▸ **TASK DESCRIPTION**
Exact repetition of every entry is required.

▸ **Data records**
------------------------------------------------
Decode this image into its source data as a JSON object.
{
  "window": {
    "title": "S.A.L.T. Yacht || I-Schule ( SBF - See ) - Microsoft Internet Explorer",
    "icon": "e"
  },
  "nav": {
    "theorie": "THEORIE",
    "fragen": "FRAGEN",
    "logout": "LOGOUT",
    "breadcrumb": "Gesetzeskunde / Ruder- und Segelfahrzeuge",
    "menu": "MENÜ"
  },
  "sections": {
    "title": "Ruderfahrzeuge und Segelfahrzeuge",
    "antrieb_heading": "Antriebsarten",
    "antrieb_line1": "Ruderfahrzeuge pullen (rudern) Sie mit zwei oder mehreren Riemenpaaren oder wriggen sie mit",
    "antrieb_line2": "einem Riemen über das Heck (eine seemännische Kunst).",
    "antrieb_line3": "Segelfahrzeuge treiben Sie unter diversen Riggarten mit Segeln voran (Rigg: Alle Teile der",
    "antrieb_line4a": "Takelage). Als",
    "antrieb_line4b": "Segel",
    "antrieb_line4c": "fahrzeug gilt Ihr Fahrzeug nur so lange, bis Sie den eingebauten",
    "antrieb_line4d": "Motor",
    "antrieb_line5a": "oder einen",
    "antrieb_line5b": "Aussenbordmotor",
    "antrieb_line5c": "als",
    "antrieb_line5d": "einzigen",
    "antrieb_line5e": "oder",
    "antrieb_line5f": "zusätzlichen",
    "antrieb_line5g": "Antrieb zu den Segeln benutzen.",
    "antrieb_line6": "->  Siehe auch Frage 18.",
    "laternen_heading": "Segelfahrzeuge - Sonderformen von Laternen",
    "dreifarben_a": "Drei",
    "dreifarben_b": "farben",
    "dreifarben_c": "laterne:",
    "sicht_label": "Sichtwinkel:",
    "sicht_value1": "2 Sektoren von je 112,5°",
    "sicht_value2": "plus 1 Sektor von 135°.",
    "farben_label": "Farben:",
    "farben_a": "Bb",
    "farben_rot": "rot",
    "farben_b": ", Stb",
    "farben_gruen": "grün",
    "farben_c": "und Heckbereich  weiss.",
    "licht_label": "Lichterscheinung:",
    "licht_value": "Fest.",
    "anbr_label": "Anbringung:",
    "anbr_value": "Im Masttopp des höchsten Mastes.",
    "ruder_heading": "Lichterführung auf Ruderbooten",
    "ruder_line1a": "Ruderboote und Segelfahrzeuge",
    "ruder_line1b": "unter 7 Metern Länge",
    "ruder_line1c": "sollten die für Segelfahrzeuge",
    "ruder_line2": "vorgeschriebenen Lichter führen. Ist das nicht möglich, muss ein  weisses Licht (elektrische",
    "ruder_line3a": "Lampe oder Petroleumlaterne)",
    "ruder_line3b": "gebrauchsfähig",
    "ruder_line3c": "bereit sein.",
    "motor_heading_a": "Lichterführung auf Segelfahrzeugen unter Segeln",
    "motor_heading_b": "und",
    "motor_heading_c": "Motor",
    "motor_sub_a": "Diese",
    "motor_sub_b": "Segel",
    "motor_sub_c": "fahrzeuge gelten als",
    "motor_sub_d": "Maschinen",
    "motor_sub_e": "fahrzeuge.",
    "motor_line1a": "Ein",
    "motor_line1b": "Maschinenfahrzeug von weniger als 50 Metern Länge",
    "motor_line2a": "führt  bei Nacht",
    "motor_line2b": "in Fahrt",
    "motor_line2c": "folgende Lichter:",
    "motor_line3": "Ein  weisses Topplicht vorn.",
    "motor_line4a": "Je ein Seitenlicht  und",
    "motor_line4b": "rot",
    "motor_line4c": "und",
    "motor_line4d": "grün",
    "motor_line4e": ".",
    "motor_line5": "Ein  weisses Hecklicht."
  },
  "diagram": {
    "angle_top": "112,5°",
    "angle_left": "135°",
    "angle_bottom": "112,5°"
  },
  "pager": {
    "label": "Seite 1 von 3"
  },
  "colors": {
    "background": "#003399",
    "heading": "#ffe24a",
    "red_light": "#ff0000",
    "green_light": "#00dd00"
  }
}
------------------------------------------------
▸ **SOLUTION FOR THIS TASK**
Decode this image into its source data as a JSON object.
{
  "window": {
    "title": "S.A.L.T. Yacht || I-Schule ( SBF - See ) - Microsoft Internet Explorer",
    "icon": "e"
  },
  "nav": {
    "theorie": "THEORIE",
    "fragen": "FRAGEN",
    "logout": "LOGOUT",
    "breadcrumb": "Gesetzeskunde / Ruder- und Segelfahrzeuge",
    "menu": "MENÜ"
  },
  "sections": {
    "title": "Ruderfahrzeuge und Segelfahrzeuge",
    "antrieb_heading": "Antriebsarten",
    "antrieb_line1": "Ruderfahrzeuge pullen (rudern) Sie mit zwei oder mehreren Riemenpaaren oder wriggen sie mit",
    "antrieb_line2": "einem Riemen über das Heck (eine seemännische Kunst).",
    "antrieb_line3": "Segelfahrzeuge treiben Sie unter diversen Riggarten mit Segeln voran (Rigg: Alle Teile der",
    "antrieb_line4a": "Takelage). Als",
    "antrieb_line4b": "Segel",
    "antrieb_line4c": "fahrzeug gilt Ihr Fahrzeug nur so lange, bis Sie den eingebauten",
    "antrieb_line4d": "Motor",
    "antrieb_line5a": "oder einen",
    "antrieb_line5b": "Aussenbordmotor",
    "antrieb_line5c": "als",
    "antrieb_line5d": "einzigen",
    "antrieb_line5e": "oder",
    "antrieb_line5f": "zusätzlichen",
    "antrieb_line5g": "Antrieb zu den Segeln benutzen.",
    "antrieb_line6": "->  Siehe auch Frage 18.",
    "laternen_heading": "Segelfahrzeuge - Sonderformen von Laternen",
    "dreifarben_a": "Drei",
    "dreifarben_b": "farben",
    "dreifarben_c": "laterne:",
    "sicht_label": "Sichtwinkel:",
    "sicht_value1": "2 Sektoren von je 112,5°",
    "sicht_value2": "plus 1 Sektor von 135°.",
    "farben_label": "Farben:",
    "farben_a": "Bb",
    "farben_rot": "rot",
    "farben_b": ", Stb",
    "farben_gruen": "grün",
    "farben_c": "und Heckbereich  weiss.",
    "licht_label": "Lichterscheinung:",
    "licht_value": "Fest.",
    "anbr_label": "Anbringung:",
    "anbr_value": "Im Masttopp des höchsten Mastes.",
    "ruder_heading": "Lichterführung auf Ruderbooten",
    "ruder_line1a": "Ruderboote und Segelfahrzeuge",
    "ruder_line1b": "unter 7 Metern Länge",
    "ruder_line1c": "sollten die für Segelfahrzeuge",
    "ruder_line2": "vorgeschriebenen Lichter führen. Ist das nicht möglich, muss ein  weisses Licht (elektrische",
    "ruder_line3a": "Lampe oder Petroleumlaterne)",
    "ruder_line3b": "gebrauchsfähig",
    "ruder_line3c": "bereit sein.",
    "motor_heading_a": "Lichterführung auf Segelfahrzeugen unter Segeln",
    "motor_heading_b": "und",
    "motor_heading_c": "Motor",
    "motor_sub_a": "Diese",
    "motor_sub_b": "Segel",
    "motor_sub_c": "fahrzeuge gelten als",
    "motor_sub_d": "Maschinen",
    "motor_sub_e": "fahrzeuge.",
    "motor_line1a": "Ein",
    "motor_line1b": "Maschinenfahrzeug von weniger als 50 Metern Länge",
    "motor_line2a": "führt  bei Nacht",
    "motor_line2b": "in Fahrt",
    "motor_line2c": "folgende Lichter:",
    "motor_line3": "Ein  weisses Topplicht vorn.",
    "motor_line4a": "Je ein Seitenlicht  und",
    "motor_line4b": "rot",
    "motor_line4c": "und",
    "motor_line4d": "grün",
    "motor_line4e": ".",
    "motor_line5": "Ein  weisses Hecklicht."
  },
  "diagram": {
    "angle_top": "112,5°",
    "angle_left": "135°",
    "angle_bottom": "112,5°"
  },
  "pager": {
    "label": "Seite 1 von 3"
  },
  "colors": {
    "background": "#003399",
    "heading": "#ffe24a",
    "red_light": "#ff0000",
    "green_light": "#00dd00"
  }
}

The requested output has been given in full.